Quote the whole listing exactly. Leave the pictures out of your copy.

++++++++++

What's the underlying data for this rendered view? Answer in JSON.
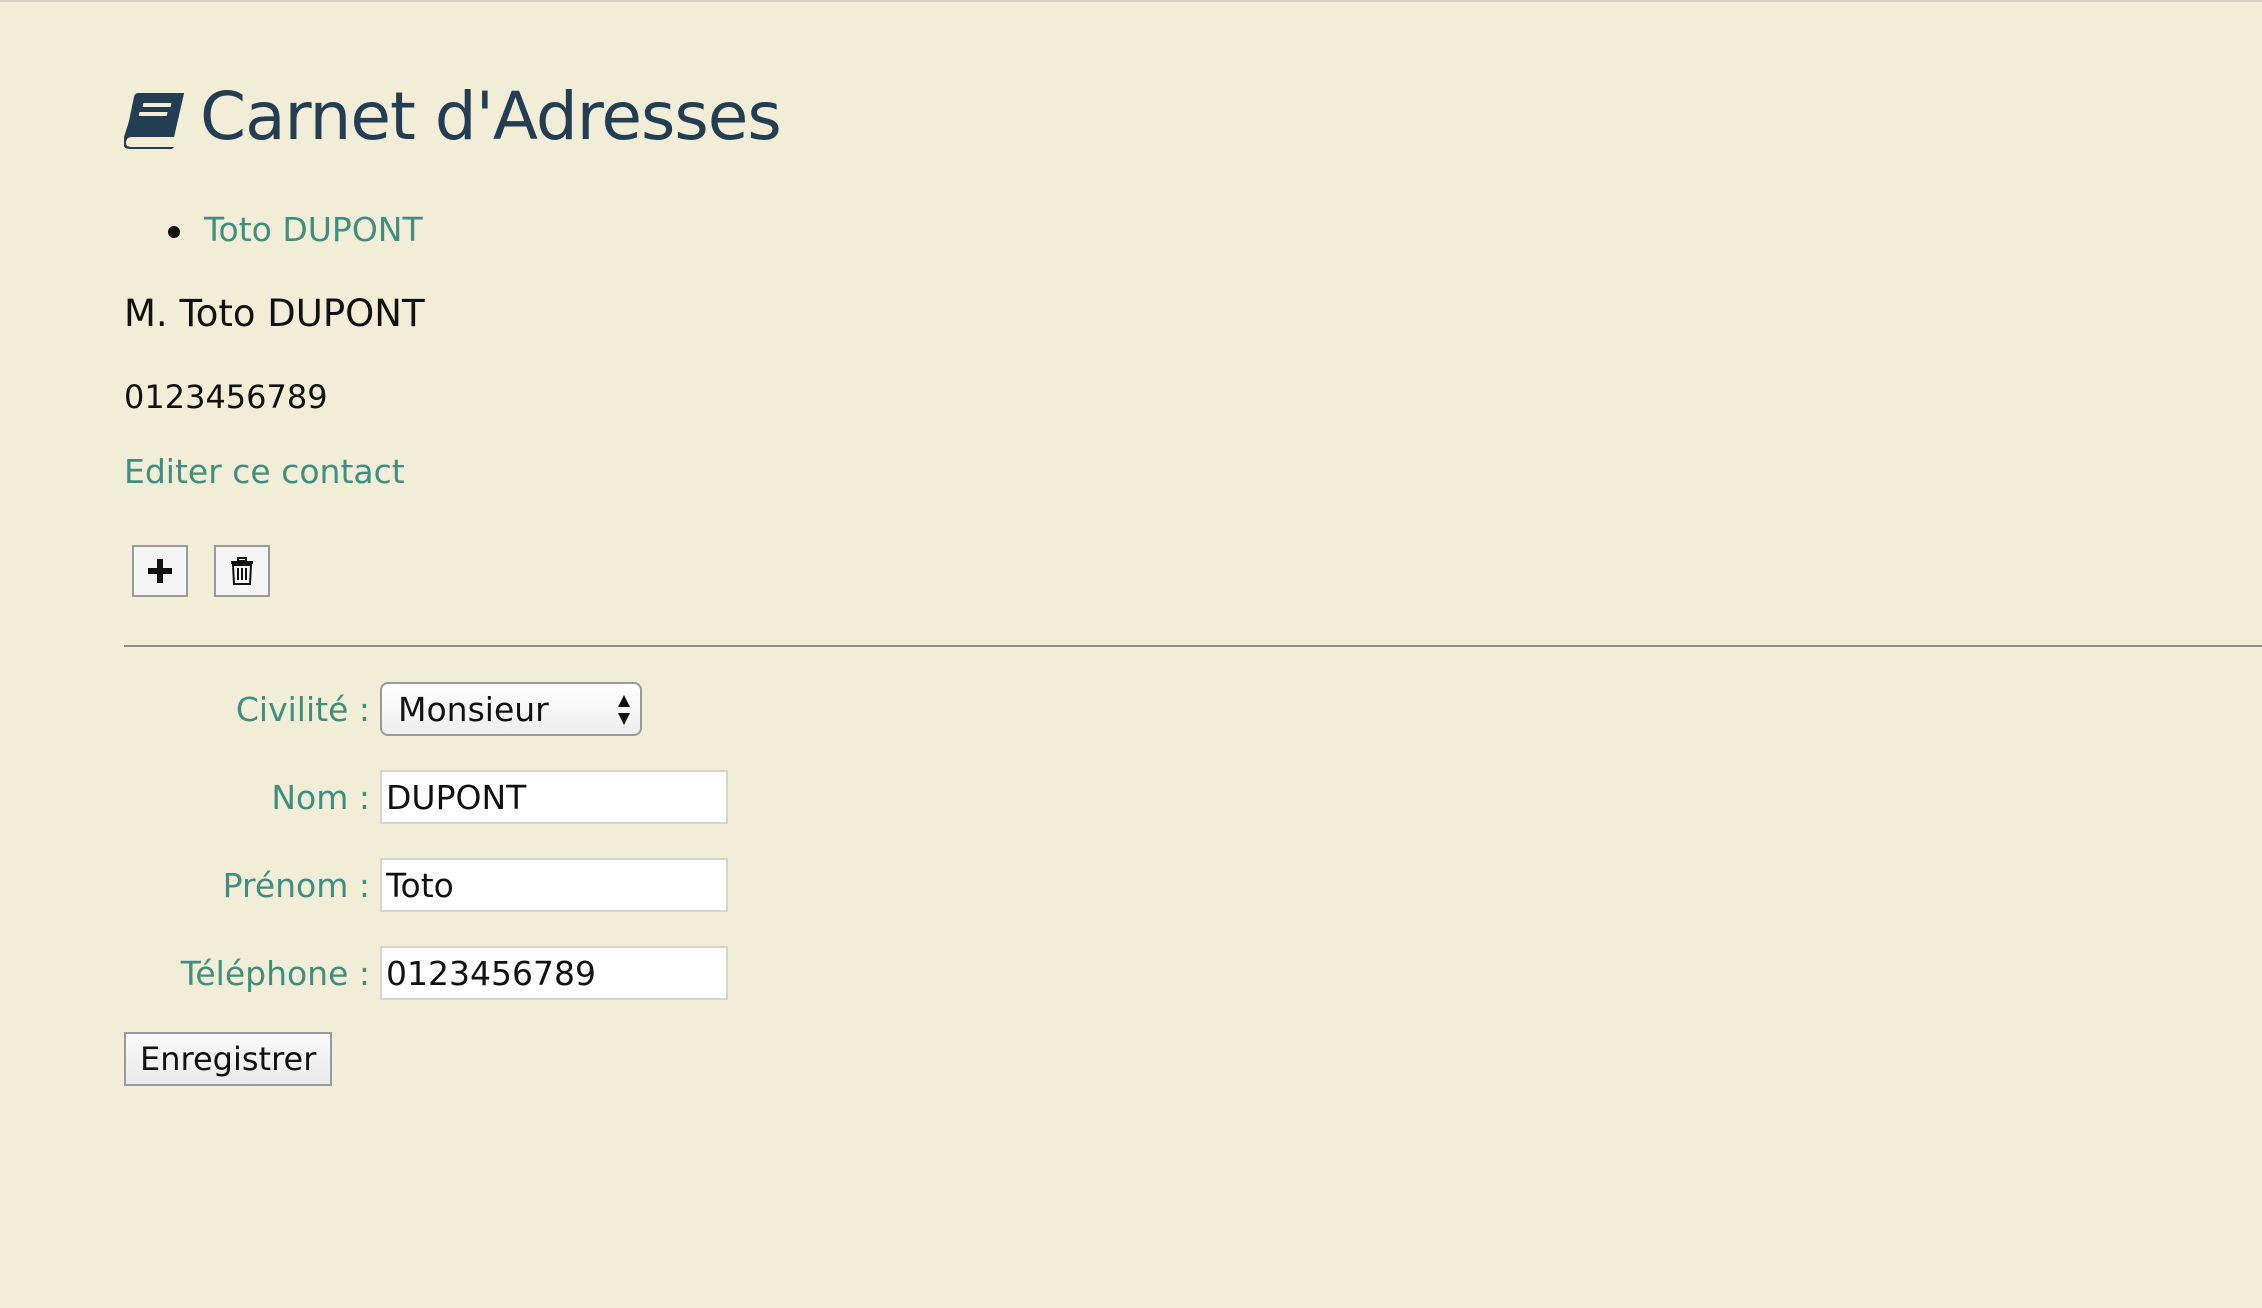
{
  "header": {
    "title": "Carnet d'Adresses",
    "icon": "book-icon"
  },
  "contacts": [
    {
      "label": "Toto DUPONT"
    }
  ],
  "detail": {
    "name": "M. Toto DUPONT",
    "phone": "0123456789",
    "edit_label": "Editer ce contact"
  },
  "actions": {
    "add_icon": "plus-icon",
    "delete_icon": "trash-icon"
  },
  "form": {
    "civilite_label": "Civilité :",
    "civilite_value": "Monsieur",
    "nom_label": "Nom :",
    "nom_value": "DUPONT",
    "prenom_label": "Prénom :",
    "prenom_value": "Toto",
    "telephone_label": "Téléphone :",
    "telephone_value": "0123456789",
    "submit_label": "Enregistrer"
  },
  "colors": {
    "background": "#f2edd7",
    "title": "#233e52",
    "link": "#3f8f80"
  }
}
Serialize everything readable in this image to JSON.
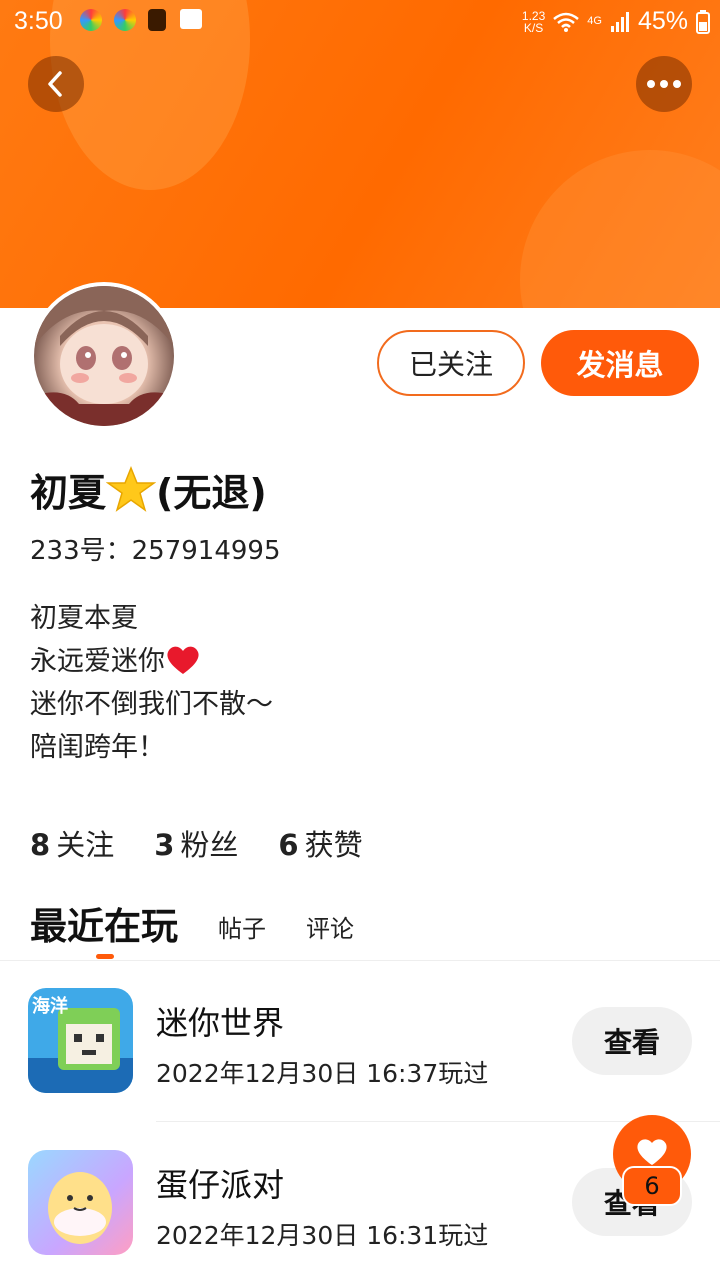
{
  "status_bar": {
    "time": "3:50",
    "speed_value": "1.23",
    "speed_unit": "K/S",
    "network": "4G",
    "battery": "45%"
  },
  "icons": {
    "back": "back-arrow-icon",
    "more": "more-dots-icon",
    "fab": "heart-icon"
  },
  "profile": {
    "follow_label": "已关注",
    "message_label": "发消息",
    "nickname_prefix": "初夏",
    "nickname_suffix": "(无退)",
    "uid_label": "233号：",
    "uid_value": "257914995",
    "bio": [
      "初夏本夏",
      "永远爱迷你",
      "迷你不倒我们不散～",
      "陪闺跨年！"
    ]
  },
  "stats": [
    {
      "num": "8",
      "label": "关注"
    },
    {
      "num": "3",
      "label": "粉丝"
    },
    {
      "num": "6",
      "label": "获赞"
    }
  ],
  "tabs": {
    "active": "最近在玩",
    "posts": "帖子",
    "comments": "评论"
  },
  "games": [
    {
      "name": "迷你世界",
      "time": "2022年12月30日 16:37玩过",
      "button": "查看",
      "icon_text": "海洋"
    },
    {
      "name": "蛋仔派对",
      "time": "2022年12月30日 16:31玩过",
      "button": "查看"
    }
  ],
  "fab": {
    "count": "6"
  },
  "colors": {
    "accent": "#ff5a0a",
    "banner": "#ff7010"
  }
}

++++++++++

**Written reply:**
What's the underlying data for this rendered view? Answer in JSON.
{
  "header": {
    "title": "Carnet d'Adresses",
    "icon": "book-icon"
  },
  "contacts": [
    {
      "label": "Toto DUPONT"
    }
  ],
  "detail": {
    "name": "M. Toto DUPONT",
    "phone": "0123456789",
    "edit_label": "Editer ce contact"
  },
  "actions": {
    "add_icon": "plus-icon",
    "delete_icon": "trash-icon"
  },
  "form": {
    "civilite_label": "Civilité :",
    "civilite_value": "Monsieur",
    "nom_label": "Nom :",
    "nom_value": "DUPONT",
    "prenom_label": "Prénom :",
    "prenom_value": "Toto",
    "telephone_label": "Téléphone :",
    "telephone_value": "0123456789",
    "submit_label": "Enregistrer"
  },
  "colors": {
    "background": "#f2edd7",
    "title": "#233e52",
    "link": "#3f8f80"
  }
}
Serialize everything readable in this image to JSON.
{
  "status_bar": {
    "time": "3:50",
    "speed_value": "1.23",
    "speed_unit": "K/S",
    "network": "4G",
    "battery": "45%"
  },
  "icons": {
    "back": "back-arrow-icon",
    "more": "more-dots-icon",
    "fab": "heart-icon"
  },
  "profile": {
    "follow_label": "已关注",
    "message_label": "发消息",
    "nickname_prefix": "初夏",
    "nickname_suffix": "(无退)",
    "uid_label": "233号：",
    "uid_value": "257914995",
    "bio": [
      "初夏本夏",
      "永远爱迷你",
      "迷你不倒我们不散～",
      "陪闺跨年！"
    ]
  },
  "stats": [
    {
      "num": "8",
      "label": "关注"
    },
    {
      "num": "3",
      "label": "粉丝"
    },
    {
      "num": "6",
      "label": "获赞"
    }
  ],
  "tabs": {
    "active": "最近在玩",
    "posts": "帖子",
    "comments": "评论"
  },
  "games": [
    {
      "name": "迷你世界",
      "time": "2022年12月30日 16:37玩过",
      "button": "查看",
      "icon_text": "海洋"
    },
    {
      "name": "蛋仔派对",
      "time": "2022年12月30日 16:31玩过",
      "button": "查看"
    }
  ],
  "fab": {
    "count": "6"
  },
  "colors": {
    "accent": "#ff5a0a",
    "banner": "#ff7010"
  }
}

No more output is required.